:: DATASET RECORDS ::

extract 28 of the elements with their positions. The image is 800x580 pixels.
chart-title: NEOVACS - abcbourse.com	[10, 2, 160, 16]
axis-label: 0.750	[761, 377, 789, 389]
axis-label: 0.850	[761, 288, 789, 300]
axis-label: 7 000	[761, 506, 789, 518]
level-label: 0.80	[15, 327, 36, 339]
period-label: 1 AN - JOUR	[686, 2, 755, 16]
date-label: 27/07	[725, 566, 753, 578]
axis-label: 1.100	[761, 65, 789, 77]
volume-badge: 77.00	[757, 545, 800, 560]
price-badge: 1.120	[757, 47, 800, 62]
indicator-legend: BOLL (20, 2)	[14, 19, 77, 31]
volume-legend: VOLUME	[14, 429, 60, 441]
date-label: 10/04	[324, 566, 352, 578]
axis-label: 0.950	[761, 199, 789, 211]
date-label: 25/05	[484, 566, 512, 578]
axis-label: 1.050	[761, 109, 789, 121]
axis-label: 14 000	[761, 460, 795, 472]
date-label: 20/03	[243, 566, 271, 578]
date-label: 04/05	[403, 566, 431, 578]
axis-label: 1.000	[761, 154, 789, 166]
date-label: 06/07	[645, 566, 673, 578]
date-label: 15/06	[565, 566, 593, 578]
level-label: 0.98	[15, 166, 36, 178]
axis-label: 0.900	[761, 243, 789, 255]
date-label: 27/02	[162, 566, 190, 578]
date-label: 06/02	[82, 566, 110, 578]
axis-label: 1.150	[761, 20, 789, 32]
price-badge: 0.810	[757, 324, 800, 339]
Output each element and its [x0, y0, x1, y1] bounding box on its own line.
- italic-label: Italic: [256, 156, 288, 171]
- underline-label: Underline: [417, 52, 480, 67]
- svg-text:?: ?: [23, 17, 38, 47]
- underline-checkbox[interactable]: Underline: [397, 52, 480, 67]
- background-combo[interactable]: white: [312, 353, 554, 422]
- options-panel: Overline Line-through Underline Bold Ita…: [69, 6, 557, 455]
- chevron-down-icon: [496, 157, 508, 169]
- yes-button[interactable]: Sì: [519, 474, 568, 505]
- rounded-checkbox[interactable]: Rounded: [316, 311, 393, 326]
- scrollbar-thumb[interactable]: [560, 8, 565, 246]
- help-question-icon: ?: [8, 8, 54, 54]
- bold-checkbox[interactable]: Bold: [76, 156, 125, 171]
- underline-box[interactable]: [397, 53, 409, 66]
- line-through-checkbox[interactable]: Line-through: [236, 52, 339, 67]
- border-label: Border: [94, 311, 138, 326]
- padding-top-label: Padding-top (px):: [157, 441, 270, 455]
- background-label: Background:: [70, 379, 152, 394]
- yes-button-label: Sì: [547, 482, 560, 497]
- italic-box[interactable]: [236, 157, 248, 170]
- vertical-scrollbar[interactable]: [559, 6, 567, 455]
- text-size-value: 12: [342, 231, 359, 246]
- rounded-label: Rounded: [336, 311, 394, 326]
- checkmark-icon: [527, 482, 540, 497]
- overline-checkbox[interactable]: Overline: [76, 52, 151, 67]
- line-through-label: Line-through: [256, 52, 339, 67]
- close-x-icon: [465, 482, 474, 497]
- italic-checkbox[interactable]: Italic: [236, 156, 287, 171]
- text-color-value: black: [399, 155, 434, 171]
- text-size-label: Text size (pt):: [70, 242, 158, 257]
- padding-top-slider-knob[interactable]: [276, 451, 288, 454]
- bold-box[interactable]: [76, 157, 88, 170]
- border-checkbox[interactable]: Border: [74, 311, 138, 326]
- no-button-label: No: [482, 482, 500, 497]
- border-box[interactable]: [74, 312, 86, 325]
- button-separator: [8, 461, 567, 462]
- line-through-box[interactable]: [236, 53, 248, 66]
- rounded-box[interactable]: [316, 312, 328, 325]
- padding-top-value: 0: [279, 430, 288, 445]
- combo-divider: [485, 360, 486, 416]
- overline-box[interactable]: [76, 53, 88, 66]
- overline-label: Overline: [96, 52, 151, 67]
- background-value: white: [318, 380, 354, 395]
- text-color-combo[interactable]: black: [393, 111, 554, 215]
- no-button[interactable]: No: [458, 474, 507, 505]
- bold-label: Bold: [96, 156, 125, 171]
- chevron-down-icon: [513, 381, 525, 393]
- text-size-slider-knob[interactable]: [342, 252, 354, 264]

:::

PROMPT »
Rewrite the material, changing each occurrence of "date-label" to "time-label" and leaving everything else as it is.

FINISHED EXERCISE »
extract 28 of the elements with their positions. The image is 800x580 pixels.
chart-title: NEOVACS - abcbourse.com	[10, 2, 160, 16]
axis-label: 0.750	[761, 377, 789, 389]
axis-label: 0.850	[761, 288, 789, 300]
axis-label: 7 000	[761, 506, 789, 518]
level-label: 0.80	[15, 327, 36, 339]
period-label: 1 AN - JOUR	[686, 2, 755, 16]
time-label: 27/07	[725, 566, 753, 578]
axis-label: 1.100	[761, 65, 789, 77]
volume-badge: 77.00	[757, 545, 800, 560]
price-badge: 1.120	[757, 47, 800, 62]
indicator-legend: BOLL (20, 2)	[14, 19, 77, 31]
volume-legend: VOLUME	[14, 429, 60, 441]
time-label: 10/04	[324, 566, 352, 578]
axis-label: 0.950	[761, 199, 789, 211]
time-label: 25/05	[484, 566, 512, 578]
axis-label: 1.050	[761, 109, 789, 121]
axis-label: 14 000	[761, 460, 795, 472]
time-label: 20/03	[243, 566, 271, 578]
time-label: 04/05	[403, 566, 431, 578]
axis-label: 1.000	[761, 154, 789, 166]
time-label: 06/07	[645, 566, 673, 578]
time-label: 15/06	[565, 566, 593, 578]
level-label: 0.98	[15, 166, 36, 178]
axis-label: 0.900	[761, 243, 789, 255]
time-label: 27/02	[162, 566, 190, 578]
time-label: 06/02	[82, 566, 110, 578]
axis-label: 1.150	[761, 20, 789, 32]
price-badge: 0.810	[757, 324, 800, 339]
Output each element and its [x0, y0, x1, y1] bounding box on its own line.
- italic-label: Italic: [256, 156, 288, 171]
- underline-label: Underline: [417, 52, 480, 67]
- svg-text:?: ?: [23, 17, 38, 47]
- underline-checkbox[interactable]: Underline: [397, 52, 480, 67]
- background-combo[interactable]: white: [312, 353, 554, 422]
- options-panel: Overline Line-through Underline Bold Ita…: [69, 6, 557, 455]
- chevron-down-icon: [496, 157, 508, 169]
- yes-button[interactable]: Sì: [519, 474, 568, 505]
- rounded-checkbox[interactable]: Rounded: [316, 311, 393, 326]
- scrollbar-thumb[interactable]: [560, 8, 565, 246]
- help-question-icon: ?: [8, 8, 54, 54]
- bold-checkbox[interactable]: Bold: [76, 156, 125, 171]
- underline-box[interactable]: [397, 53, 409, 66]
- line-through-checkbox[interactable]: Line-through: [236, 52, 339, 67]
- border-label: Border: [94, 311, 138, 326]
- padding-top-label: Padding-top (px):: [157, 441, 270, 455]
- background-label: Background:: [70, 379, 152, 394]
- yes-button-label: Sì: [547, 482, 560, 497]
- italic-box[interactable]: [236, 157, 248, 170]
- vertical-scrollbar[interactable]: [559, 6, 567, 455]
- text-size-value: 12: [342, 231, 359, 246]
- rounded-label: Rounded: [336, 311, 394, 326]
- checkmark-icon: [527, 482, 540, 497]
- overline-checkbox[interactable]: Overline: [76, 52, 151, 67]
- line-through-label: Line-through: [256, 52, 339, 67]
- close-x-icon: [465, 482, 474, 497]
- italic-checkbox[interactable]: Italic: [236, 156, 287, 171]
- text-color-value: black: [399, 155, 434, 171]
- text-size-label: Text size (pt):: [70, 242, 158, 257]
- padding-top-slider-knob[interactable]: [276, 451, 288, 454]
- bold-box[interactable]: [76, 157, 88, 170]
- border-checkbox[interactable]: Border: [74, 311, 138, 326]
- no-button-label: No: [482, 482, 500, 497]
- border-box[interactable]: [74, 312, 86, 325]
- button-separator: [8, 461, 567, 462]
- line-through-box[interactable]: [236, 53, 248, 66]
- rounded-box[interactable]: [316, 312, 328, 325]
- padding-top-value: 0: [279, 430, 288, 445]
- combo-divider: [485, 360, 486, 416]
- overline-box[interactable]: [76, 53, 88, 66]
- overline-label: Overline: [96, 52, 151, 67]
- background-value: white: [318, 380, 354, 395]
- text-color-combo[interactable]: black: [393, 111, 554, 215]
- no-button[interactable]: No: [458, 474, 507, 505]
- bold-label: Bold: [96, 156, 125, 171]
- chevron-down-icon: [513, 381, 525, 393]
- text-size-slider-knob[interactable]: [342, 252, 354, 264]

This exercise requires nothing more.